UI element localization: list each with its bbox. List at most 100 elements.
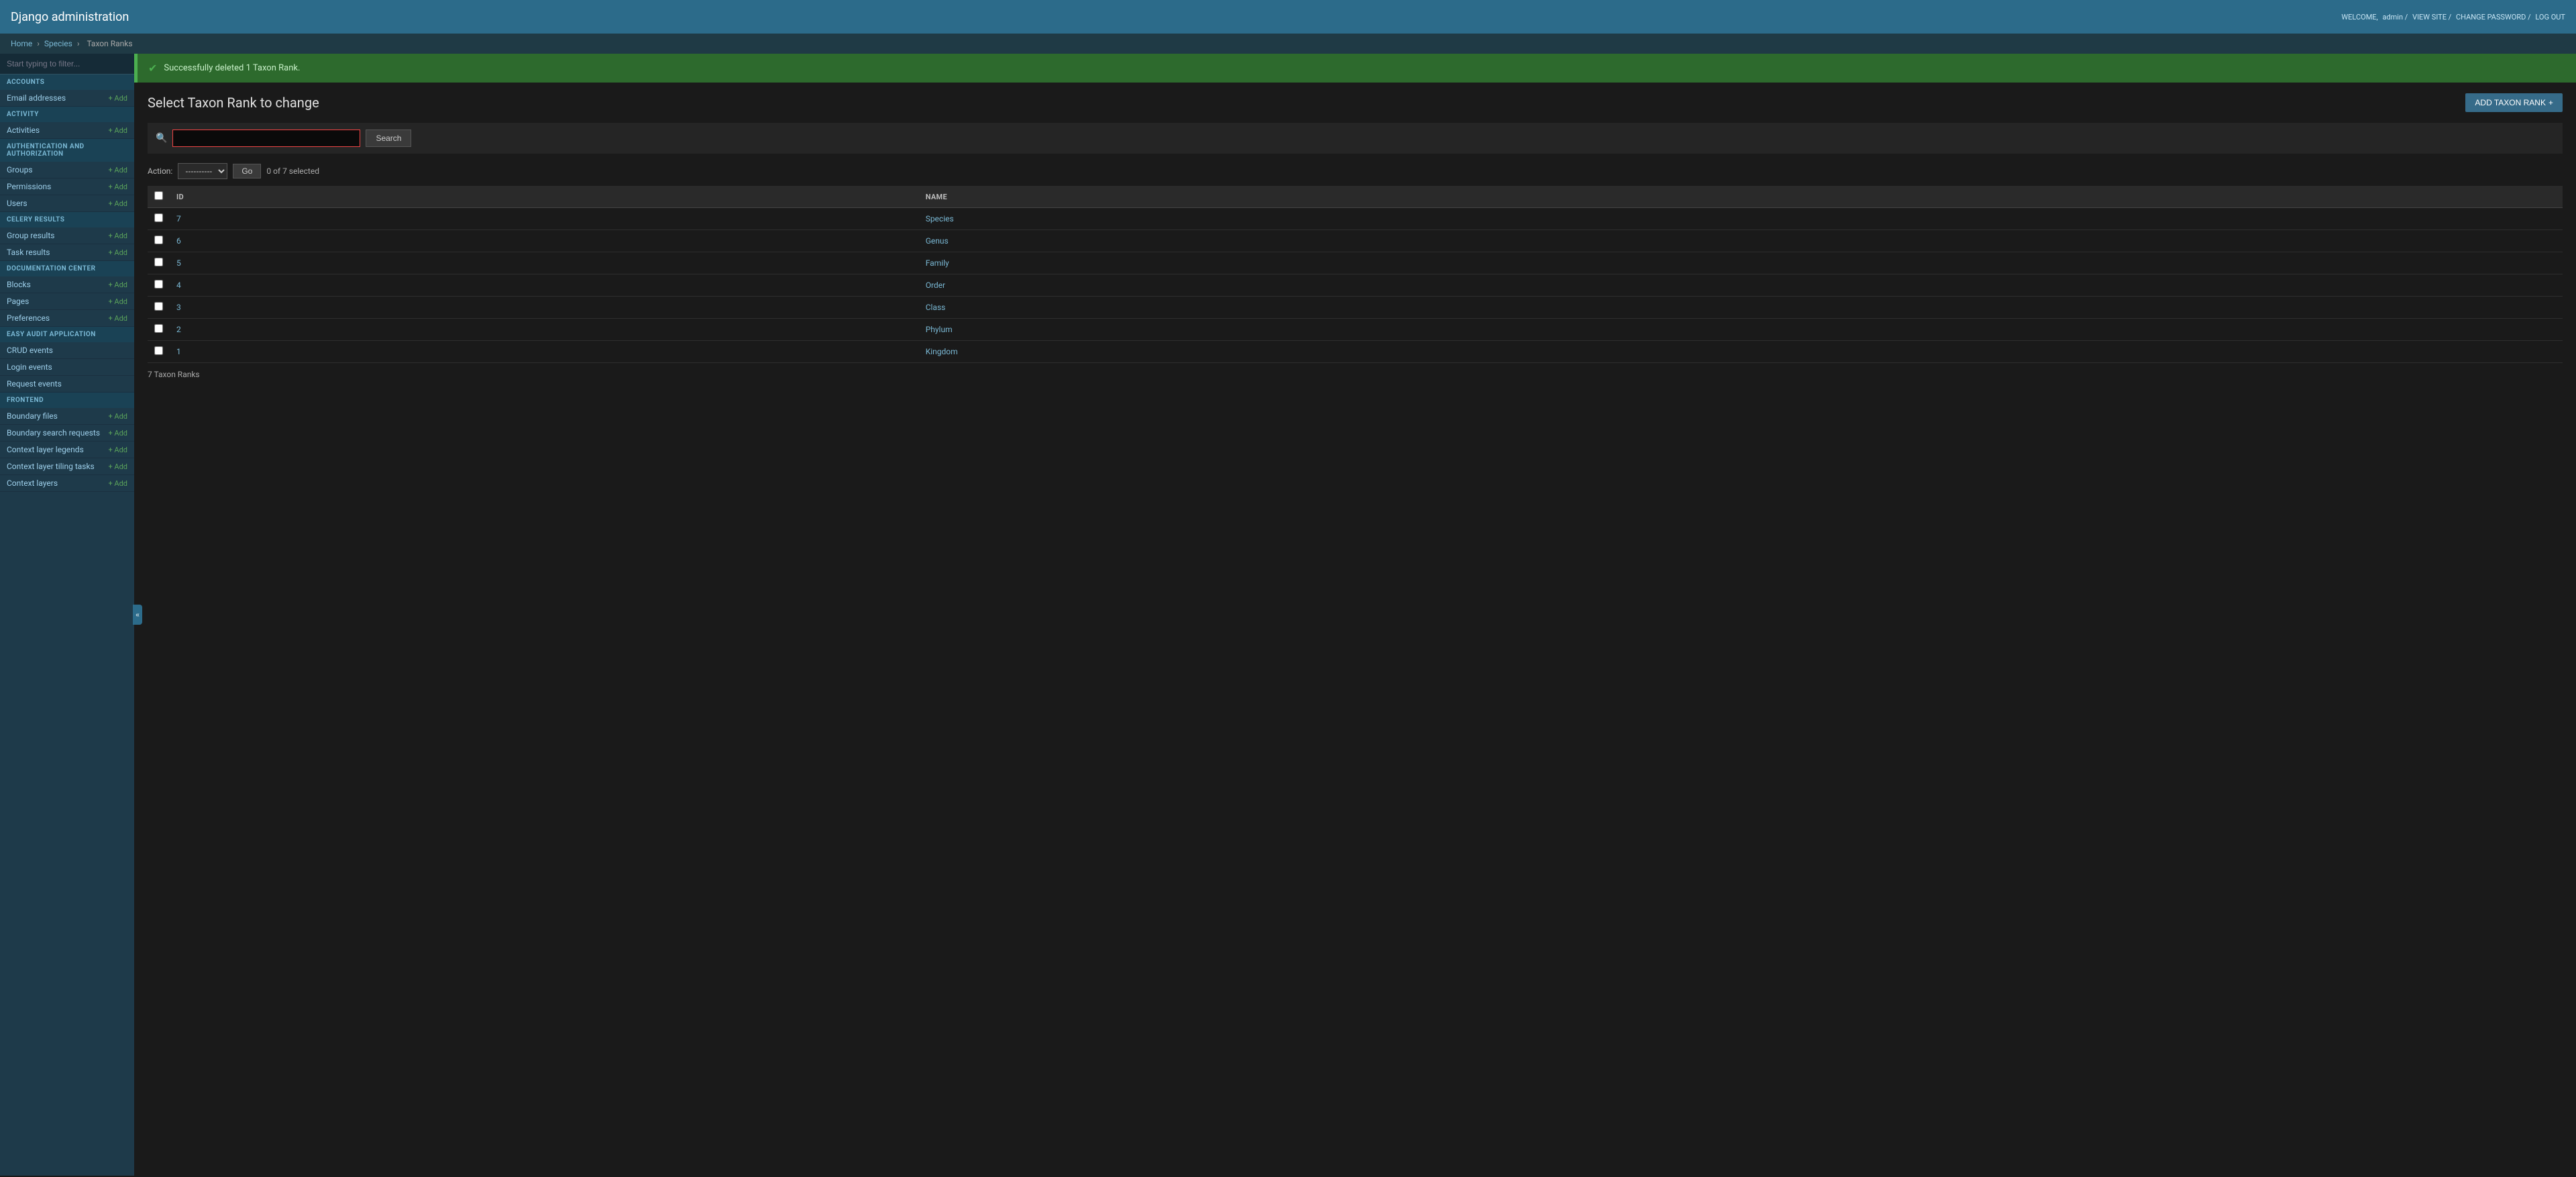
add-icon: + [2548, 98, 2553, 107]
sidebar-item-request-events[interactable]: Request events [0, 376, 134, 393]
table-row: 7 Species [148, 208, 2563, 230]
context-layer-legends-add[interactable]: + Add [108, 446, 127, 454]
email-addresses-add[interactable]: + Add [108, 94, 127, 103]
go-button[interactable]: Go [233, 164, 261, 178]
sidebar-item-login-events[interactable]: Login events [0, 359, 134, 376]
select-all-checkbox[interactable] [154, 191, 163, 200]
success-message-banner: ✔ Successfully deleted 1 Taxon Rank. [134, 54, 2576, 83]
row-name-link[interactable]: Class [926, 303, 946, 312]
users-add[interactable]: + Add [108, 199, 127, 208]
row-checkbox[interactable] [154, 346, 163, 355]
sidebar-collapse-button[interactable]: « [133, 605, 142, 625]
request-events-link[interactable]: Request events [7, 379, 62, 389]
users-link[interactable]: Users [7, 199, 28, 208]
search-input[interactable] [172, 130, 360, 147]
table-row: 1 Kingdom [148, 341, 2563, 363]
activities-add[interactable]: + Add [108, 126, 127, 135]
row-name-link[interactable]: Species [926, 214, 954, 223]
search-button[interactable]: Search [366, 130, 411, 147]
username-link[interactable]: admin [2382, 13, 2403, 21]
permissions-link[interactable]: Permissions [7, 182, 51, 191]
context-layer-tiling-tasks-link[interactable]: Context layer tiling tasks [7, 462, 95, 471]
id-column-header: ID [170, 186, 919, 208]
sidebar-item-permissions[interactable]: Permissions + Add [0, 178, 134, 195]
row-id-link[interactable]: 3 [176, 303, 181, 312]
email-addresses-link[interactable]: Email addresses [7, 93, 66, 103]
boundary-search-requests-link[interactable]: Boundary search requests [7, 428, 100, 438]
breadcrumb-home[interactable]: Home [11, 39, 32, 48]
sidebar-item-blocks[interactable]: Blocks + Add [0, 276, 134, 293]
preferences-link[interactable]: Preferences [7, 313, 50, 323]
breadcrumb-species[interactable]: Species [44, 39, 72, 48]
row-name-link[interactable]: Genus [926, 236, 949, 246]
groups-link[interactable]: Groups [7, 165, 33, 174]
breadcrumb: Home › Species › Taxon Ranks [0, 34, 2576, 54]
pages-link[interactable]: Pages [7, 297, 29, 306]
row-id-link[interactable]: 2 [176, 325, 181, 334]
row-checkbox[interactable] [154, 280, 163, 289]
sidebar-item-pages[interactable]: Pages + Add [0, 293, 134, 310]
row-name-link[interactable]: Kingdom [926, 347, 958, 356]
sidebar-item-boundary-files[interactable]: Boundary files + Add [0, 408, 134, 425]
row-checkbox-cell [148, 341, 170, 363]
context-layers-link[interactable]: Context layers [7, 478, 58, 488]
table-row: 4 Order [148, 274, 2563, 297]
row-name-link[interactable]: Order [926, 280, 945, 290]
context-layer-tiling-tasks-add[interactable]: + Add [108, 462, 127, 471]
row-id-link[interactable]: 1 [176, 347, 181, 356]
add-taxon-rank-button[interactable]: ADD TAXON RANK + [2465, 93, 2563, 112]
sidebar-item-email-addresses[interactable]: Email addresses + Add [0, 90, 134, 107]
activities-link[interactable]: Activities [7, 125, 40, 135]
row-checkbox[interactable] [154, 324, 163, 333]
sidebar-item-activities[interactable]: Activities + Add [0, 122, 134, 139]
row-id-link[interactable]: 5 [176, 258, 181, 268]
context-layer-legends-link[interactable]: Context layer legends [7, 445, 84, 454]
success-icon: ✔ [148, 62, 157, 74]
preferences-add[interactable]: + Add [108, 314, 127, 323]
boundary-search-requests-add[interactable]: + Add [108, 429, 127, 438]
sidebar-item-boundary-search-requests[interactable]: Boundary search requests + Add [0, 425, 134, 442]
sidebar-item-users[interactable]: Users + Add [0, 195, 134, 212]
row-checkbox[interactable] [154, 302, 163, 311]
row-name-link[interactable]: Phylum [926, 325, 953, 334]
row-checkbox-cell [148, 319, 170, 341]
action-select[interactable]: ---------- [178, 163, 227, 179]
task-results-add[interactable]: + Add [108, 248, 127, 257]
sidebar-section-accounts: ACCOUNTS [0, 74, 134, 90]
boundary-files-add[interactable]: + Add [108, 412, 127, 421]
log-out-link[interactable]: LOG OUT [2535, 13, 2565, 21]
row-id-link[interactable]: 6 [176, 236, 181, 246]
task-results-link[interactable]: Task results [7, 248, 50, 257]
sidebar-item-preferences[interactable]: Preferences + Add [0, 310, 134, 327]
row-id-link[interactable]: 7 [176, 214, 181, 223]
sidebar-item-crud-events[interactable]: CRUD events [0, 342, 134, 359]
table-body: 7 Species 6 Genus 5 Family [148, 208, 2563, 363]
row-id-link[interactable]: 4 [176, 280, 181, 290]
group-results-add[interactable]: + Add [108, 232, 127, 240]
boundary-files-link[interactable]: Boundary files [7, 411, 58, 421]
row-checkbox[interactable] [154, 213, 163, 222]
sidebar-filter[interactable] [0, 54, 134, 74]
blocks-link[interactable]: Blocks [7, 280, 31, 289]
sidebar-item-group-results[interactable]: Group results + Add [0, 227, 134, 244]
sidebar-item-context-layer-tiling-tasks[interactable]: Context layer tiling tasks + Add [0, 458, 134, 475]
blocks-add[interactable]: + Add [108, 280, 127, 289]
sidebar-item-groups[interactable]: Groups + Add [0, 162, 134, 178]
sidebar-item-task-results[interactable]: Task results + Add [0, 244, 134, 261]
permissions-add[interactable]: + Add [108, 183, 127, 191]
row-name-link[interactable]: Family [926, 258, 949, 268]
context-layers-add[interactable]: + Add [108, 479, 127, 488]
login-events-link[interactable]: Login events [7, 362, 52, 372]
view-site-link[interactable]: VIEW SITE [2412, 13, 2447, 21]
row-checkbox[interactable] [154, 258, 163, 266]
sidebar-filter-input[interactable] [0, 54, 134, 74]
row-id: 5 [170, 252, 919, 274]
change-password-link[interactable]: CHANGE PASSWORD [2456, 13, 2526, 21]
groups-add[interactable]: + Add [108, 166, 127, 174]
sidebar-item-context-layers[interactable]: Context layers + Add [0, 475, 134, 492]
pages-add[interactable]: + Add [108, 297, 127, 306]
crud-events-link[interactable]: CRUD events [7, 346, 53, 355]
sidebar-item-context-layer-legends[interactable]: Context layer legends + Add [0, 442, 134, 458]
group-results-link[interactable]: Group results [7, 231, 54, 240]
row-checkbox[interactable] [154, 236, 163, 244]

○ ○ ○

Set out the lines of the records from the line with "add-icon: + [2548, 98, 2553, 107]" to the line with "row-checkbox[interactable] [154, 280, 163, 289]", both included, as a numbered list with no blank lines.

1. add-icon: + [2548, 98, 2553, 107]
2. sidebar-item-request-events[interactable]: Request events [0, 376, 134, 393]
3. table-row: 7 Species [148, 208, 2563, 230]
4. context-layer-legends-add[interactable]: + Add [108, 446, 127, 454]
5. email-addresses-add[interactable]: + Add [108, 94, 127, 103]
6. go-button[interactable]: Go [233, 164, 261, 178]
7. sidebar-item-login-events[interactable]: Login events [0, 359, 134, 376]
8. select-all-checkbox[interactable] [154, 191, 163, 200]
9. success-message-banner: ✔ Successfully deleted 1 Taxon Rank. [134, 54, 2576, 83]
10. row-name-link[interactable]: Class [926, 303, 946, 312]
11. users-add[interactable]: + Add [108, 199, 127, 208]
12. row-checkbox[interactable] [154, 346, 163, 355]
13. sidebar-collapse-button[interactable]: « [133, 605, 142, 625]
14. request-events-link[interactable]: Request events [7, 379, 62, 389]
15. users-link[interactable]: Users [7, 199, 28, 208]
16. search-input[interactable] [172, 130, 360, 147]
17. table-row: 1 Kingdom [148, 341, 2563, 363]
18. activities-add[interactable]: + Add [108, 126, 127, 135]
19. row-name-link[interactable]: Species [926, 214, 954, 223]
20. search-button[interactable]: Search [366, 130, 411, 147]
21. username-link[interactable]: admin [2382, 13, 2403, 21]
22. permissions-link[interactable]: Permissions [7, 182, 51, 191]
23. context-layer-tiling-tasks-link[interactable]: Context layer tiling tasks [7, 462, 95, 471]
24. id-column-header: ID [170, 186, 919, 208]
25. sidebar-item-permissions[interactable]: Permissions + Add [0, 178, 134, 195]
26. row-id-link[interactable]: 3 [176, 303, 181, 312]
27. email-addresses-link[interactable]: Email addresses [7, 93, 66, 103]
28. boundary-search-requests-link[interactable]: Boundary search requests [7, 428, 100, 438]
29. breadcrumb-home[interactable]: Home [11, 39, 32, 48]
30. sidebar-item-blocks[interactable]: Blocks + Add [0, 276, 134, 293]
31. preferences-link[interactable]: Preferences [7, 313, 50, 323]
32. breadcrumb-species[interactable]: Species [44, 39, 72, 48]
33. row-name-link[interactable]: Genus [926, 236, 949, 246]
34. groups-link[interactable]: Groups [7, 165, 33, 174]
35. breadcrumb: Home › Species › Taxon Ranks [0, 34, 2576, 54]
36. pages-link[interactable]: Pages [7, 297, 29, 306]
37. row-id-link[interactable]: 2 [176, 325, 181, 334]
38. row-checkbox[interactable] [154, 280, 163, 289]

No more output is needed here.